_Stated task_
Without altering anything, output the material below.

_Data section_

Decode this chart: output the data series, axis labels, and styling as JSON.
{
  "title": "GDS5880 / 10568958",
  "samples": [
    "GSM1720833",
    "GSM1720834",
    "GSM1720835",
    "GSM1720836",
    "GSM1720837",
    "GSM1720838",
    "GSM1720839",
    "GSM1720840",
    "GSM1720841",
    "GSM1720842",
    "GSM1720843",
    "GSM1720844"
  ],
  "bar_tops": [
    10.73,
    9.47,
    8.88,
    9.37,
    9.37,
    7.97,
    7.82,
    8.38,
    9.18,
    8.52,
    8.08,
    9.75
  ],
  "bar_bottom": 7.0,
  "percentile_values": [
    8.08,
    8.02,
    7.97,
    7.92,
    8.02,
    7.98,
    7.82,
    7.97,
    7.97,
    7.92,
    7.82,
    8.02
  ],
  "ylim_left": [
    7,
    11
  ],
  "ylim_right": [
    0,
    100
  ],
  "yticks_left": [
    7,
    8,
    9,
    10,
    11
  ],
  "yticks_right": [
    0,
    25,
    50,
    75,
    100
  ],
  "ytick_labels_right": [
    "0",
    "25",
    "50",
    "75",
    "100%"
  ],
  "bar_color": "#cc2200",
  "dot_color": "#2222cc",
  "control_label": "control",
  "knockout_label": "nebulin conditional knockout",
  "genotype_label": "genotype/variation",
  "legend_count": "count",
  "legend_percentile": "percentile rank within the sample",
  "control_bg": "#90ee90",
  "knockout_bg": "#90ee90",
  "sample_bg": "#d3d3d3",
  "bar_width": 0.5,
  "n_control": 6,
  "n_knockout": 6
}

_Right answer_
Decode this chart: output the data series, axis labels, and styling as JSON.
{
  "title": "GDS5880 / 10568958",
  "samples": [
    "GSM1720833",
    "GSM1720834",
    "GSM1720835",
    "GSM1720836",
    "GSM1720837",
    "GSM1720838",
    "GSM1720839",
    "GSM1720840",
    "GSM1720841",
    "GSM1720842",
    "GSM1720843",
    "GSM1720844"
  ],
  "bar_tops": [
    10.73,
    9.47,
    8.88,
    9.37,
    9.37,
    7.97,
    7.82,
    8.38,
    9.18,
    8.52,
    8.08,
    9.75
  ],
  "bar_bottom": 7.0,
  "percentile_values": [
    8.08,
    8.02,
    7.97,
    7.92,
    8.02,
    7.98,
    7.82,
    7.97,
    7.97,
    7.92,
    7.82,
    8.02
  ],
  "ylim_left": [
    7,
    11
  ],
  "ylim_right": [
    0,
    100
  ],
  "yticks_left": [
    7,
    8,
    9,
    10,
    11
  ],
  "yticks_right": [
    0,
    25,
    50,
    75,
    100
  ],
  "ytick_labels_right": [
    "0",
    "25",
    "50",
    "75",
    "100%"
  ],
  "bar_color": "#cc2200",
  "dot_color": "#2222cc",
  "control_label": "control",
  "knockout_label": "nebulin conditional knockout",
  "genotype_label": "genotype/variation",
  "legend_count": "count",
  "legend_percentile": "percentile rank within the sample",
  "control_bg": "#90ee90",
  "knockout_bg": "#90ee90",
  "sample_bg": "#d3d3d3",
  "bar_width": 0.5,
  "n_control": 6,
  "n_knockout": 6
}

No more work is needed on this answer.